**PROBLEM TO SOLVE**
Find each line holding "Weekend" and copy it out.

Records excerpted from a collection
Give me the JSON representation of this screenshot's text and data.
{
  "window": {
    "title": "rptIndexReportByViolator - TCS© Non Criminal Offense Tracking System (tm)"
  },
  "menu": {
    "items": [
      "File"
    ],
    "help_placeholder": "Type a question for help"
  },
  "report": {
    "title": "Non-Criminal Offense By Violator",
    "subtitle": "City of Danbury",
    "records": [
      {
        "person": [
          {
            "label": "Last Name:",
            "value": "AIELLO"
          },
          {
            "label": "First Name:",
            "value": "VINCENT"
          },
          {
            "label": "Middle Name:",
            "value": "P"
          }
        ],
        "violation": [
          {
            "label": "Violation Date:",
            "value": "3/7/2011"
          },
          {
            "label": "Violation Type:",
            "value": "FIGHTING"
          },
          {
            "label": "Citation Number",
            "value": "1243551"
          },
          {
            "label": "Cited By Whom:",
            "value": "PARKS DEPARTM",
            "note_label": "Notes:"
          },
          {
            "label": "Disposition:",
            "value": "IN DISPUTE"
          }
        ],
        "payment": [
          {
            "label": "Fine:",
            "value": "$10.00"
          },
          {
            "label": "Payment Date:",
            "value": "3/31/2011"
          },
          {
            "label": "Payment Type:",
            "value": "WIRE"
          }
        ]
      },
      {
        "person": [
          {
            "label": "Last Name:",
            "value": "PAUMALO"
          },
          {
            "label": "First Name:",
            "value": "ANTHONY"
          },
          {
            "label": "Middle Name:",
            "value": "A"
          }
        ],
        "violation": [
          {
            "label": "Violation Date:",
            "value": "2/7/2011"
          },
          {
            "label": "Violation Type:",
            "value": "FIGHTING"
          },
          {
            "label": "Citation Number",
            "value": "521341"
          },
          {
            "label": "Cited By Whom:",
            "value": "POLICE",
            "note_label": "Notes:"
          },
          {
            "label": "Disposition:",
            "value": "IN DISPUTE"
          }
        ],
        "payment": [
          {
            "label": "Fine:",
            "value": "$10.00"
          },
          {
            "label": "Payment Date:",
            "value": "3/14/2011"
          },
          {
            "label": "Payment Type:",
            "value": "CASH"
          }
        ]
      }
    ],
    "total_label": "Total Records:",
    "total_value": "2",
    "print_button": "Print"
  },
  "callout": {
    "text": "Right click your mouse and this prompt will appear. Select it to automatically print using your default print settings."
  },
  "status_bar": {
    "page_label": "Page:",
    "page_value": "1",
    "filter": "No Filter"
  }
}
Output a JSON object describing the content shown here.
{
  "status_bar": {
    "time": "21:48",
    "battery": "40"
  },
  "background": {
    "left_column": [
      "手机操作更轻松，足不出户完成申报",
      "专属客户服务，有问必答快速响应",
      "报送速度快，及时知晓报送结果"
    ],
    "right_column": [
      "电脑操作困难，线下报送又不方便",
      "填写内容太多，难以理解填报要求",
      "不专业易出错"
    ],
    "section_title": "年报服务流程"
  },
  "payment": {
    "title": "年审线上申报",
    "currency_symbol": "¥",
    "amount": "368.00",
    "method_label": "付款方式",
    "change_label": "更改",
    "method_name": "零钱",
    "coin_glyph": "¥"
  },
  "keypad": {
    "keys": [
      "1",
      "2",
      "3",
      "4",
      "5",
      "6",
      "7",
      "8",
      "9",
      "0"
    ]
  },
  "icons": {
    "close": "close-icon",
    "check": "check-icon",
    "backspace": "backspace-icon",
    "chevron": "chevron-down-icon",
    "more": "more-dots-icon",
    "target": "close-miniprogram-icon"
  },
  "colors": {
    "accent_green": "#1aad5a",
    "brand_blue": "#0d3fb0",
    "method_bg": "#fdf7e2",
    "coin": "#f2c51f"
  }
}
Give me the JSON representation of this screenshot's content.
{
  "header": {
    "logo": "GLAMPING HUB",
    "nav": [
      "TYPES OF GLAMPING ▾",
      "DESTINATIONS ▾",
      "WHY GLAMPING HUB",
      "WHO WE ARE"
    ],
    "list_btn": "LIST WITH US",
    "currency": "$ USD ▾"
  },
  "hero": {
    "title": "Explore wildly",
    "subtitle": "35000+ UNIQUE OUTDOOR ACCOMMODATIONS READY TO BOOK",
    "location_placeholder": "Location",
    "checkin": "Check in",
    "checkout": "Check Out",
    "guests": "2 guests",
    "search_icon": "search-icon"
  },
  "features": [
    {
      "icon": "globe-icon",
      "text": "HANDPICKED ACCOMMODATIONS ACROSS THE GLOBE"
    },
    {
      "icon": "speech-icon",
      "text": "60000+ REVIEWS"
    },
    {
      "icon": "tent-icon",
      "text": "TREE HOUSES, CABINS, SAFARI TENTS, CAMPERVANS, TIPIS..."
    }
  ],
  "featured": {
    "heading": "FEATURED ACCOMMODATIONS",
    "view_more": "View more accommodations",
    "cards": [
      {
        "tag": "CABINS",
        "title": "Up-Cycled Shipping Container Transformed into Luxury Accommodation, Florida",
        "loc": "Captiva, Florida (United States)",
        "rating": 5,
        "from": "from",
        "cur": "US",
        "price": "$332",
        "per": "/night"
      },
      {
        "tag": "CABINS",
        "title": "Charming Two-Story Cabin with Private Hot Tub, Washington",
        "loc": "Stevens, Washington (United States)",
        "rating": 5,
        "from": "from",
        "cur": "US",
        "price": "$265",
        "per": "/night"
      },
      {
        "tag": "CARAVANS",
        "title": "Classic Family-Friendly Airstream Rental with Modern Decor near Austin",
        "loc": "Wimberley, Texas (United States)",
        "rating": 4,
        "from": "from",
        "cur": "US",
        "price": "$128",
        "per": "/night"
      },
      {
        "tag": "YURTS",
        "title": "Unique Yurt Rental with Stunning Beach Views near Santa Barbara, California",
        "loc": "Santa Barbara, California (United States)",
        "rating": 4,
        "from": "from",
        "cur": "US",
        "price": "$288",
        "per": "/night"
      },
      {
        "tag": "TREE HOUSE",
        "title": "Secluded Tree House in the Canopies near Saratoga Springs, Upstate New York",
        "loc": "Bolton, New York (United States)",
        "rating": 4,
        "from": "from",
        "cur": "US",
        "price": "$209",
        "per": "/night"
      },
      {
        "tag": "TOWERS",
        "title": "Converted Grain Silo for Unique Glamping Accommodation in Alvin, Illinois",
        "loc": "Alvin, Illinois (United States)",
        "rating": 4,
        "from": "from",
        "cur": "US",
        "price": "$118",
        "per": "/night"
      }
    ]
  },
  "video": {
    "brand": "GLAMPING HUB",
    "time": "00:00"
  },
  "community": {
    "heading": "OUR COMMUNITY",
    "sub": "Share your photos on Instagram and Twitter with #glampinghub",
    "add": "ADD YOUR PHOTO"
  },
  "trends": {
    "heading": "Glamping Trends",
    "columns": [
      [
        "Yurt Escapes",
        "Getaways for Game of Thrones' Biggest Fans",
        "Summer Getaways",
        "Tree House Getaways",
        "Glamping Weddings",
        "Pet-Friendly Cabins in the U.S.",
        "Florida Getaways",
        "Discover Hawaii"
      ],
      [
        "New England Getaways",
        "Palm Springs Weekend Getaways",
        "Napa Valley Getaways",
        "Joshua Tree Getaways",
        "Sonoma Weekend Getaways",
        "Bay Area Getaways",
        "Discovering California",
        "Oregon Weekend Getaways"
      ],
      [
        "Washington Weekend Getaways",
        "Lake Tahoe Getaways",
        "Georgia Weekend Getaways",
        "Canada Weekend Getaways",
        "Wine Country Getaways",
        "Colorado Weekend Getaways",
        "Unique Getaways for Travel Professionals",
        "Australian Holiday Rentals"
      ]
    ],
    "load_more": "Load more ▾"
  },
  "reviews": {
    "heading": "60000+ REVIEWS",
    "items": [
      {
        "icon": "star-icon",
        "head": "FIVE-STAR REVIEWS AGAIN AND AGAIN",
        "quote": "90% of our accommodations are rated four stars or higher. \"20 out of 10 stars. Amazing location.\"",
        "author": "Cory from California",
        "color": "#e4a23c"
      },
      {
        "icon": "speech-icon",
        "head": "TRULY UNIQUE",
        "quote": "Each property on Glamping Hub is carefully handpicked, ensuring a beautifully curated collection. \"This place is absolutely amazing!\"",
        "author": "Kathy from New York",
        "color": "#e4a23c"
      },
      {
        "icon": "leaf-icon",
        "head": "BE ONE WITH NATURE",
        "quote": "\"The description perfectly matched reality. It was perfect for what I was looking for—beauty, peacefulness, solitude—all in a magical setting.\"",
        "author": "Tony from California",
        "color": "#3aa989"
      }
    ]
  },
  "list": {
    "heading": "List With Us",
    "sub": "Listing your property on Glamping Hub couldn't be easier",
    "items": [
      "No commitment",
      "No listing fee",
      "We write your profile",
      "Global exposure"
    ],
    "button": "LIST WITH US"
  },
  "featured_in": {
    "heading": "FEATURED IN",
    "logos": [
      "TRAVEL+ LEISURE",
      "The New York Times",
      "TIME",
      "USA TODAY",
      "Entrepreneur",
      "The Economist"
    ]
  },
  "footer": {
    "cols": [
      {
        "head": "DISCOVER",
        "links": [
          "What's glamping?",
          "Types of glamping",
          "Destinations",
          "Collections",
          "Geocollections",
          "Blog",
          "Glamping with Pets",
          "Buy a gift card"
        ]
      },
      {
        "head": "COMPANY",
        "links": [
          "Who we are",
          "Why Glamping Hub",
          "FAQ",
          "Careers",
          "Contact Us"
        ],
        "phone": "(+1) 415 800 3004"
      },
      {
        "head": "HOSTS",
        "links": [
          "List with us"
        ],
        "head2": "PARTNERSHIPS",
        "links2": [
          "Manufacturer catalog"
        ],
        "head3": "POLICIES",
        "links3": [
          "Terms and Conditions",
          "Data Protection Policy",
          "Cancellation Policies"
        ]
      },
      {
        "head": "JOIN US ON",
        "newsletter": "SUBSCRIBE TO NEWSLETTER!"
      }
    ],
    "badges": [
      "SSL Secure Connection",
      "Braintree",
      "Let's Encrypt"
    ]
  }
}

**REPLY**
        "Palm Springs Weekend Getaways",
        "Sonoma Weekend Getaways",
        "Oregon Weekend Getaways"
        "Washington Weekend Getaways",
        "Georgia Weekend Getaways",
        "Canada Weekend Getaways",
        "Colorado Weekend Getaways",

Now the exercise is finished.